→ **Given request**:
Output every entry exactly as written, skipping any pictures.

→ **Items**:
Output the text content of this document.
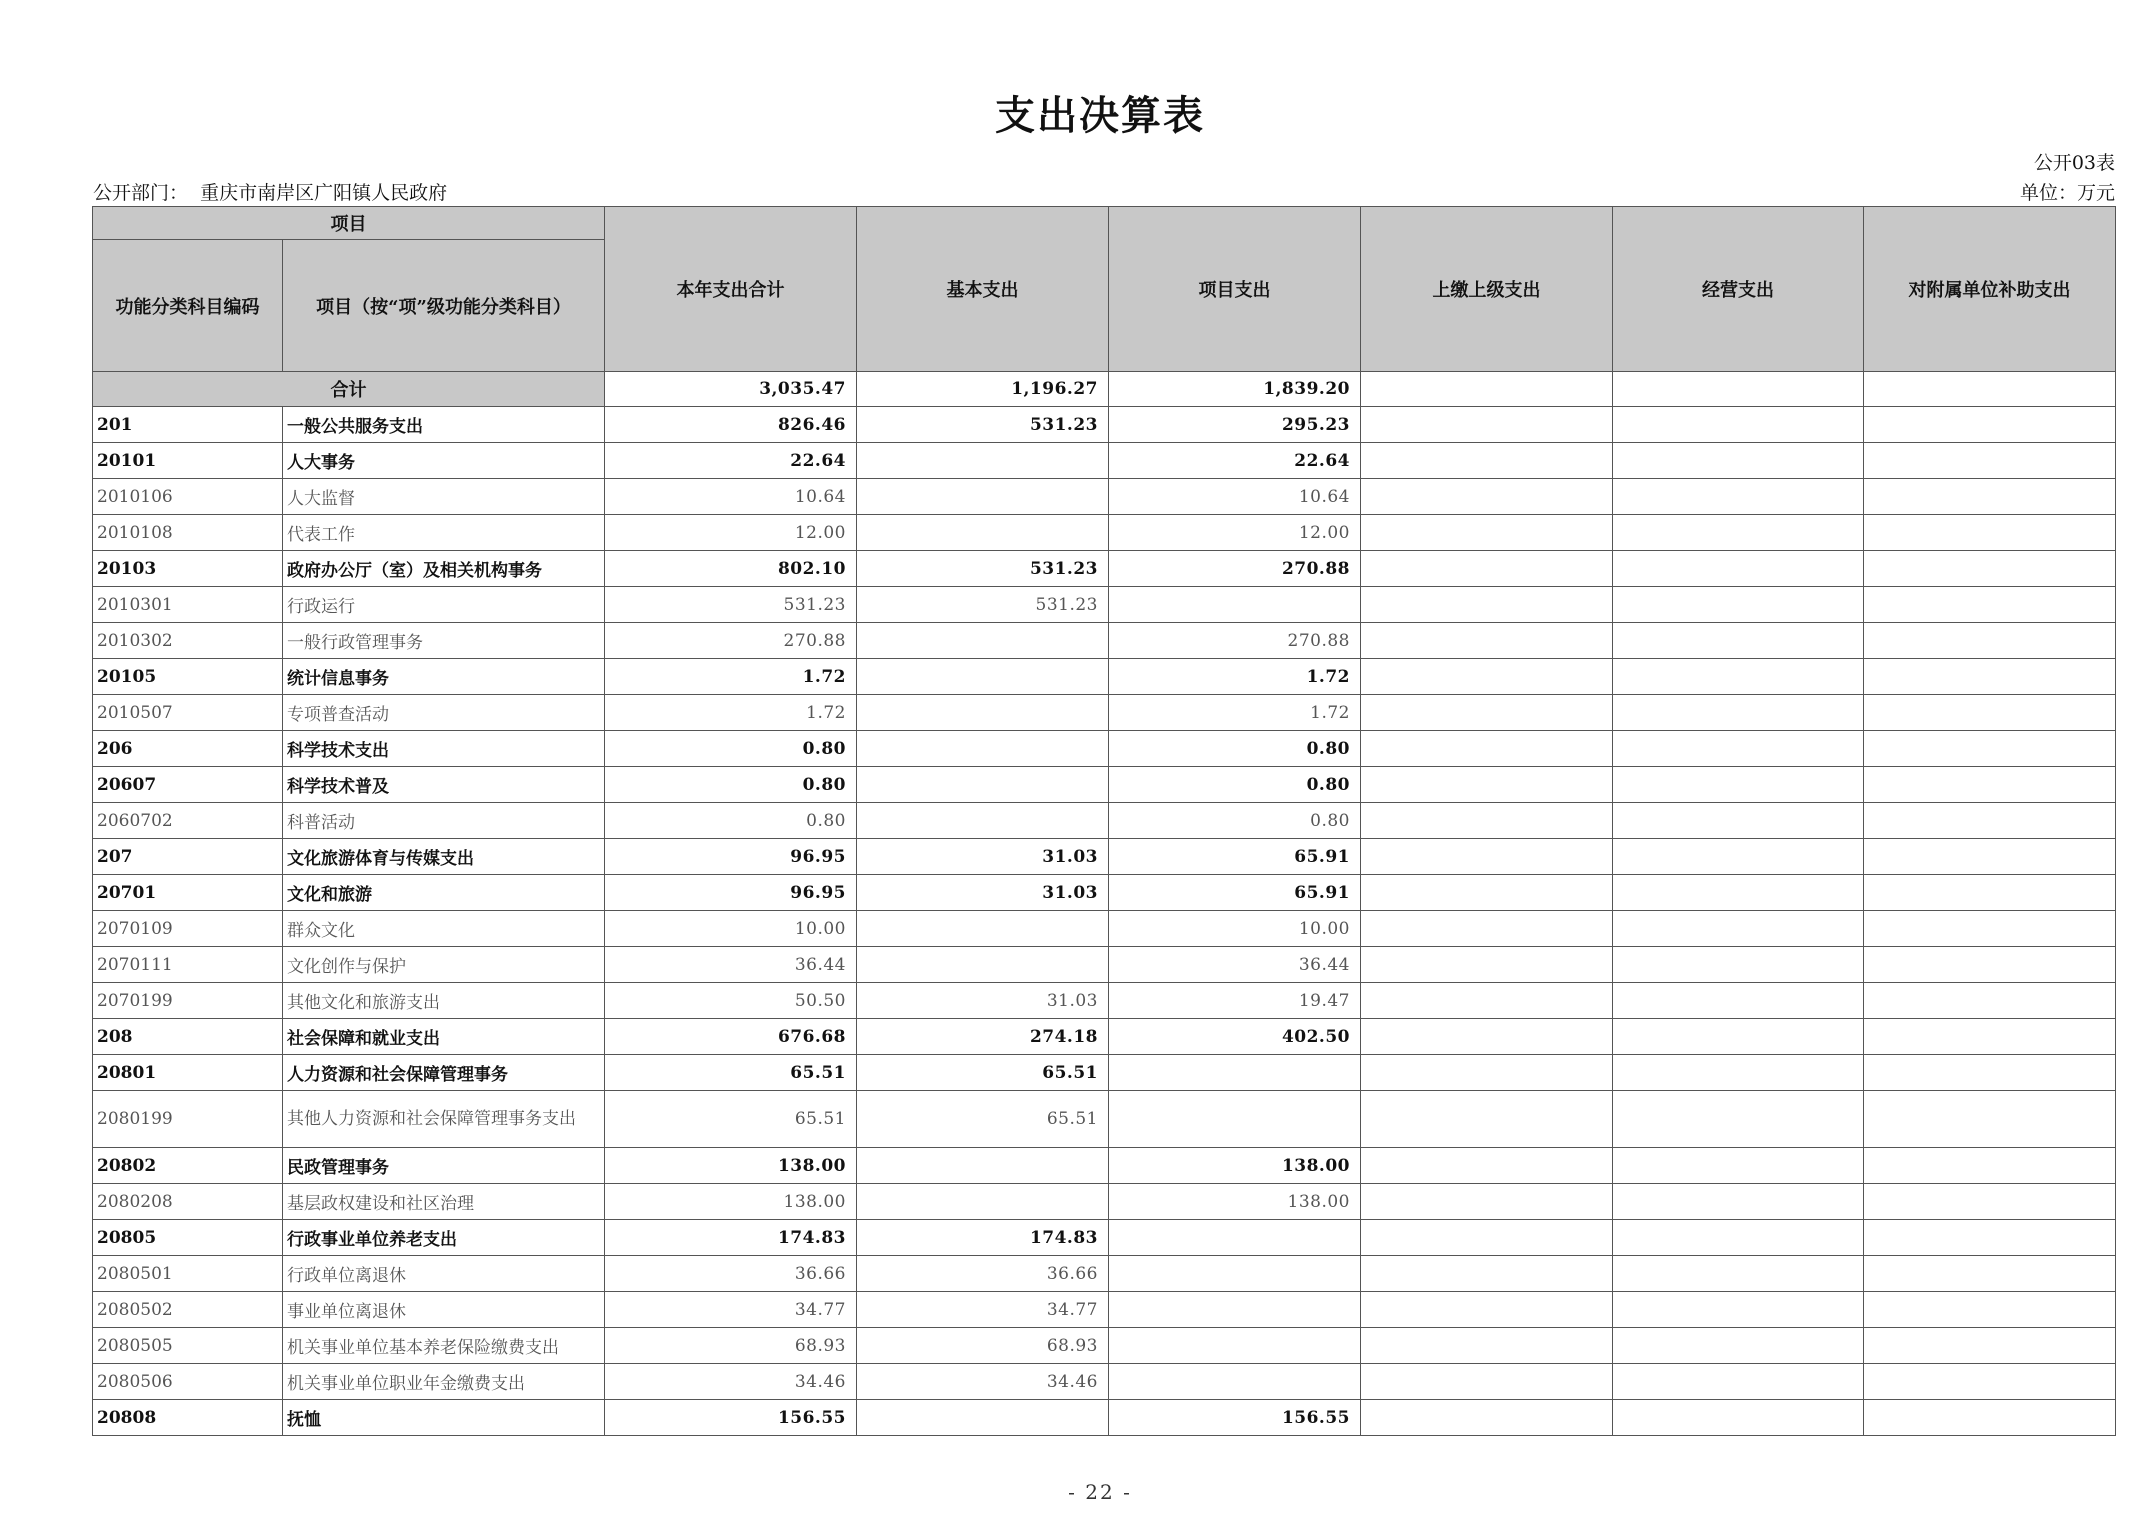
支出决算表
公开03表
公开部门： 重庆市南岸区广阳镇人民政府	单位：万元
项目		本年支出合计	基本支出	项目支出	上缴上级支出	经营支出	对附属单位补助支出
功能分类科目编码	项目（按“项”级功能分类科目）						
合计		3,035.47	1,196.27	1,839.20			
201	一般公共服务支出	826.46	531.23	295.23			
20101	人大事务	22.64		22.64			
2010106	人大监督	10.64		10.64			
2010108	代表工作	12.00		12.00			
20103	政府办公厅（室）及相关机构事务	802.10	531.23	270.88			
2010301	行政运行	531.23	531.23				
2010302	一般行政管理事务	270.88		270.88			
20105	统计信息事务	1.72		1.72			
2010507	专项普查活动	1.72		1.72			
206	科学技术支出	0.80		0.80			
20607	科学技术普及	0.80		0.80			
2060702	科普活动	0.80		0.80			
207	文化旅游体育与传媒支出	96.95	31.03	65.91			
20701	文化和旅游	96.95	31.03	65.91			
2070109	群众文化	10.00		10.00			
2070111	文化创作与保护	36.44		36.44			
2070199	其他文化和旅游支出	50.50	31.03	19.47			
208	社会保障和就业支出	676.68	274.18	402.50			
20801	人力资源和社会保障管理事务	65.51	65.51				
2080199	其他人力资源和社会保障管理事务支出	65.51	65.51				
20802	民政管理事务	138.00		138.00			
2080208	基层政权建设和社区治理	138.00		138.00			
20805	行政事业单位养老支出	174.83	174.83				
2080501	行政单位离退休	36.66	36.66				
2080502	事业单位离退休	34.77	34.77				
2080505	机关事业单位基本养老保险缴费支出	68.93	68.93				
2080506	机关事业单位职业年金缴费支出	34.46	34.46				
20808	抚恤	156.55		156.55			
- 22 -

→ **Response to the exercise**:
Output the text content of this document.
支出决算表
公开03表
公开部门： 重庆市南岸区广阳镇人民政府	单位：万元
项目		本年支出合计	基本支出	项目支出	上缴上级支出	经营支出	对附属单位补助支出
功能分类科目编码	项目（按“项”级功能分类科目）						
合计		3,035.47	1,196.27	1,839.20			
201	一般公共服务支出	826.46	531.23	295.23			
20101	人大事务	22.64		22.64			
2010106	人大监督	10.64		10.64			
2010108	代表工作	12.00		12.00			
20103	政府办公厅（室）及相关机构事务	802.10	531.23	270.88			
2010301	行政运行	531.23	531.23				
2010302	一般行政管理事务	270.88		270.88			
20105	统计信息事务	1.72		1.72			
2010507	专项普查活动	1.72		1.72			
206	科学技术支出	0.80		0.80			
20607	科学技术普及	0.80		0.80			
2060702	科普活动	0.80		0.80			
207	文化旅游体育与传媒支出	96.95	31.03	65.91			
20701	文化和旅游	96.95	31.03	65.91			
2070109	群众文化	10.00		10.00			
2070111	文化创作与保护	36.44		36.44			
2070199	其他文化和旅游支出	50.50	31.03	19.47			
208	社会保障和就业支出	676.68	274.18	402.50			
20801	人力资源和社会保障管理事务	65.51	65.51				
2080199	其他人力资源和社会保障管理事务支出	65.51	65.51				
20802	民政管理事务	138.00		138.00			
2080208	基层政权建设和社区治理	138.00		138.00			
20805	行政事业单位养老支出	174.83	174.83				
2080501	行政单位离退休	36.66	36.66				
2080502	事业单位离退休	34.77	34.77				
2080505	机关事业单位基本养老保险缴费支出	68.93	68.93				
2080506	机关事业单位职业年金缴费支出	34.46	34.46				
20808	抚恤	156.55		156.55			
- 22 -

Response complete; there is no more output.